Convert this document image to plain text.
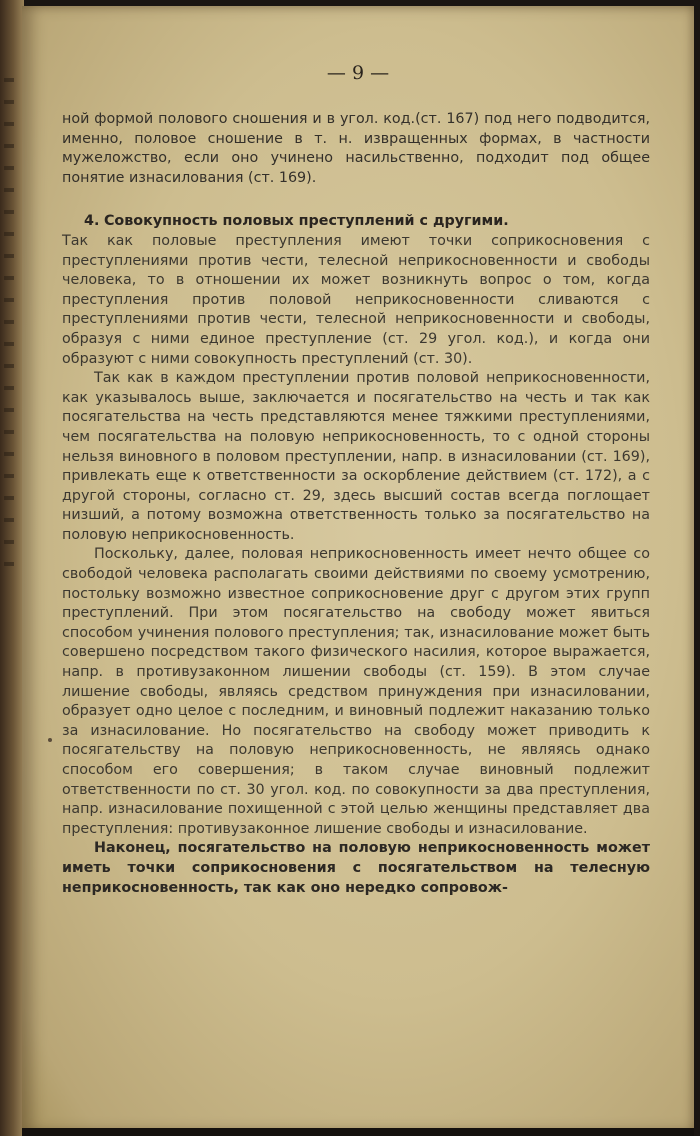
— 9 —

ной формой полового сношения и в угол. код.(ст. 167) под него подводится, именно, половое сношение в т. н. извращенных формах, в частности мужеложство, если оно учинено насильственно, подходит под общее понятие изнасилования (ст. 169).

4. Совокупность половых преступлений с другими.

Так как половые преступления имеют точки соприкосновения с преступлениями против чести, телесной неприкосновенности и свободы человека, то в отношении их может возникнуть вопрос о том, когда преступления против половой неприкосновенности сливаются с преступлениями против чести, телесной неприкосновенности и свободы, образуя с ними единое преступление (ст. 29 угол. код.), и когда они образуют с ними совокупность преступлений (ст. 30).

Так как в каждом преступлении против половой неприкосновенности, как указывалось выше, заключается и посягательство на честь и так как посягательства на честь представляются менее тяжкими преступлениями, чем посягательства на половую неприкосновенность, то с одной стороны нельзя виновного в половом преступлении, напр. в изнасиловании (ст. 169), привлекать еще к ответственности за оскорбление действием (ст. 172), а с другой стороны, согласно ст. 29, здесь высший состав всегда поглощает низший, а потому возможна ответственность только за посягательство на половую неприкосновенность.

Поскольку, далее, половая неприкосновенность имеет нечто общее со свободой человека располагать своими действиями по своему усмотрению, постольку возможно известное соприкосновение друг с другом этих групп преступлений. При этом посягательство на свободу может явиться способом учинения полового преступления; так, изнасилование может быть совершено посредством такого физического насилия, которое выражается, напр. в противузаконном лишении свободы (ст. 159). В этом случае лишение свободы, являясь средством принуждения при изнасиловании, образует одно целое с последним, и виновный подлежит наказанию только за изнасилование. Но посягательство на свободу может приводить к посягательству на половую неприкосновенность, не являясь однако способом его совершения; в таком случае виновный подлежит ответственности по ст. 30 угол. код. по совокупности за два преступления, напр. изнасилование похищенной с этой целью женщины представляет два преступления: противузаконное лишение свободы и изнасилование.

Наконец, посягательство на половую неприкосновенность может иметь точки соприкосновения с посягательством на телесную неприкосновенность, так как оно нередко сопровож-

• [The problem] Your task is to return the entries above exactly, with no pictures.

• [Solution to this exercise]
Convert this document image to plain text.
— 9 —

ной формой полового сношения и в угол. код.(ст. 167) под него подводится, именно, половое сношение в т. н. извращенных формах, в частности мужеложство, если оно учинено насильственно, подходит под общее понятие изнасилования (ст. 169).

4. Совокупность половых преступлений с другими.

Так как половые преступления имеют точки соприкосновения с преступлениями против чести, телесной неприкосновенности и свободы человека, то в отношении их может возникнуть вопрос о том, когда преступления против половой неприкосновенности сливаются с преступлениями против чести, телесной неприкосновенности и свободы, образуя с ними единое преступление (ст. 29 угол. код.), и когда они образуют с ними совокупность преступлений (ст. 30).

Так как в каждом преступлении против половой неприкосновенности, как указывалось выше, заключается и посягательство на честь и так как посягательства на честь представляются менее тяжкими преступлениями, чем посягательства на половую неприкосновенность, то с одной стороны нельзя виновного в половом преступлении, напр. в изнасиловании (ст. 169), привлекать еще к ответственности за оскорбление действием (ст. 172), а с другой стороны, согласно ст. 29, здесь высший состав всегда поглощает низший, а потому возможна ответственность только за посягательство на половую неприкосновенность.

Поскольку, далее, половая неприкосновенность имеет нечто общее со свободой человека располагать своими действиями по своему усмотрению, постольку возможно известное соприкосновение друг с другом этих групп преступлений. При этом посягательство на свободу может явиться способом учинения полового преступления; так, изнасилование может быть совершено посредством такого физического насилия, которое выражается, напр. в противузаконном лишении свободы (ст. 159). В этом случае лишение свободы, являясь средством принуждения при изнасиловании, образует одно целое с последним, и виновный подлежит наказанию только за изнасилование. Но посягательство на свободу может приводить к посягательству на половую неприкосновенность, не являясь однако способом его совершения; в таком случае виновный подлежит ответственности по ст. 30 угол. код. по совокупности за два преступления, напр. изнасилование похищенной с этой целью женщины представляет два преступления: противузаконное лишение свободы и изнасилование.

Наконец, посягательство на половую неприкосновенность может иметь точки соприкосновения с посягательством на телесную неприкосновенность, так как оно нередко сопровож-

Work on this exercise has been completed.